Texto mostrado:
Para que usted lo sepa: un orgullo

Gonzalo Trasbach
Gonzalo Trasbach (IN) SOMNIUM

BARBANZA

David Costas

05 sep 2021 . Actualizado a las 05:00 h.

S oñar. Dice un conocido que sospecha que copio los artículos que aparecen los domingos en La Voz de Galicia, edición Barbanza. Que sepa que es un orgullo que lo diga. Pero sí. Los copio de mis sueños, de los sueños no soñados, de los que recuerdo y de los que olvido, pues mi memoria es quebradiza y caprichosa: retiene lo que conviene y desecha lo que no interesa. También robo algo de los libros leídos y sobre todo de los que aún están por leer. Pero además los escribo con la tinta de las novias que nunca tuve, de las mujeres que deseé en secreto sin que ellas lo supieran y de las que me amaban e ignoraba cruelmente.

Aparte de esto, destacar que tiene poca importancia que los copie o no. Pensándolo bien, es muy probable que después de Homero hasta nuestros días todo lo escrito solo haya sido copia de la copia, de la copia... Aunque ni siquiera roce el nivel de lo literario, la veracidad de un texto tal vez dependa más de la actitud ético-estética del autor, del esfuerzo desplegado para dar una forma y envolver la narración con un aura artística, que de ser original o no. De otro modo: en el honesto trabajo de usar una lengua de tal modo que despierte la atención de alguien, sea este quien sea. Tal vez lo fundamental sea que se reconozca la honradez del calado emocional con el que se puede identificar algún lector, como el que sospecha de mi.

Imaginar. Para realizar esta pequeña tarea es indiferente que los hechos concuerden con el texto o que hayan sido producidos por la imaginación o mediante la ensoñación. Se trata de ver escenas que antes pudieran o no ser vistas. Como soñar con andar por escenarios tan retorcidos como las oscuras ramas de los carballos que crecen al borde de los ríos y escuchan en profundo silencio la misma canción, pero con distinta agua.

Acción requerida 1:
Responde estas preguntas a partir del texto:
(a) ¿En qué periódico y en qué edición aparecen los domingos los artículos?
(b) ¿Con qué dos adjetivos se describe la memoria?
(c) ¿Qué escuchan en profundo silencio los carballos que crecen al borde de los ríos?
Acción requerida 2: Resume en menos palabras el párrafo del texto que empieza con "Aparte de esto" y conserva sus ideas principales.
Acción requerida 3: Reescribe el fragmento del texto que va desde "Aparte de esto, destacar" hasta "sospecha de mi." y sustituye "Homero" por "Virgilio".

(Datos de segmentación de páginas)
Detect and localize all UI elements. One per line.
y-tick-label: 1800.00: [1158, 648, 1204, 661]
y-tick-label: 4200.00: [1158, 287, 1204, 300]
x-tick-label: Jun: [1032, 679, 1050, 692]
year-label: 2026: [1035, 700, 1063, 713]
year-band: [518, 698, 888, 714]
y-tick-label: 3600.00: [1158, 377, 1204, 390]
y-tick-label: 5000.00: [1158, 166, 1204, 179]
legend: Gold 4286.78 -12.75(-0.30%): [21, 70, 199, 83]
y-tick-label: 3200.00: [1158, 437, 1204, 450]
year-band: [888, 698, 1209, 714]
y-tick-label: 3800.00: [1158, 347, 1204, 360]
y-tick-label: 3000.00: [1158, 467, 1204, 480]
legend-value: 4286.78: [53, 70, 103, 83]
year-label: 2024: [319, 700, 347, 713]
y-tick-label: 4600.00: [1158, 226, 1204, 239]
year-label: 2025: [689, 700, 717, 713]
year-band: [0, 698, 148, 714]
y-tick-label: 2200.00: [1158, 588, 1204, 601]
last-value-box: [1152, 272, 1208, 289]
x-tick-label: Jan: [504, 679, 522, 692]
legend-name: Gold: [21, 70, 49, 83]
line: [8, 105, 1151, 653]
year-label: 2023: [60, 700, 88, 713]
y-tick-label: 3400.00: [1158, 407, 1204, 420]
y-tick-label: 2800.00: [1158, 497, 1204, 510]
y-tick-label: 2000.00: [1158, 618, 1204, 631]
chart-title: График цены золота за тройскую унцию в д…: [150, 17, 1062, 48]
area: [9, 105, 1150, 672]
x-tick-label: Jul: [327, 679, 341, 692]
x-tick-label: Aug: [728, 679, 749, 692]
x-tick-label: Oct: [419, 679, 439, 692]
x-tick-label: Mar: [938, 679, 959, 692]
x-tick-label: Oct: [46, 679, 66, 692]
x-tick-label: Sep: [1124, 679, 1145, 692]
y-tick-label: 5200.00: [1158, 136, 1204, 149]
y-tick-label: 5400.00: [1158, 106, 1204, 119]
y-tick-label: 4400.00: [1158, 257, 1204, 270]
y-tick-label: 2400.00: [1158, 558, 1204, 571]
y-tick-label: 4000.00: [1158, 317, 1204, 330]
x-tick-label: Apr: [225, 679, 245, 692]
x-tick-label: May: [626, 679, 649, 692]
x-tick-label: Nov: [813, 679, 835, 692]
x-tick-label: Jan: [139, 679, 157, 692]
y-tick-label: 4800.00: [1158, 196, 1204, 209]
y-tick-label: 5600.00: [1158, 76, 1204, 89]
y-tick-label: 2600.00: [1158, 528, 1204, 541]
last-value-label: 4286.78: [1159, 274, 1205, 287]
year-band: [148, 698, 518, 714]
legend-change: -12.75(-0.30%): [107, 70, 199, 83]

Espacio de respuesta 1:
(a) En La Voz de Galicia, edición Barbanza.
(b) Quebradiza y caprichosa.
(c) La misma canción, pero con distinta agua.

Espacio de respuesta 2: Importa poco que copie o no. Probablemente todo lo escrito desde Homero sea copia de la copia. La veracidad de un texto quizá dependa menos de su originalidad que de la actitud ético-estética del autor. También pesan su esfuerzo por dar a la narración una forma y un aura artística y el honesto trabajo de usar la lengua para despertar la atención de alguien. Lo fundamental tal vez sea que se reconozca la honradez del calado emocional con el que puede identificarse un lector, como el que sospecha de mí.

Espacio de respuesta 3:
Aparte de esto, destacar que tiene poca importancia que los copie o no. Pensándolo bien, es muy probable que después de Virgilio hasta nuestros días todo lo escrito solo haya sido copia de la copia, de la copia... Aunque ni siquiera roce el nivel de lo literario, la veracidad de un texto tal vez dependa más de la actitud ético-estética del autor, del esfuerzo desplegado para dar una forma y envolver la narración con un aura artística, que de ser original o no. De otro modo: en el honesto trabajo de usar una lengua de tal modo que despierte la atención de alguien, sea este quien sea. Tal vez lo fundamental sea que se reconozca la honradez del calado emocional con el que se puede identificar algún lector, como el que sospecha de mi.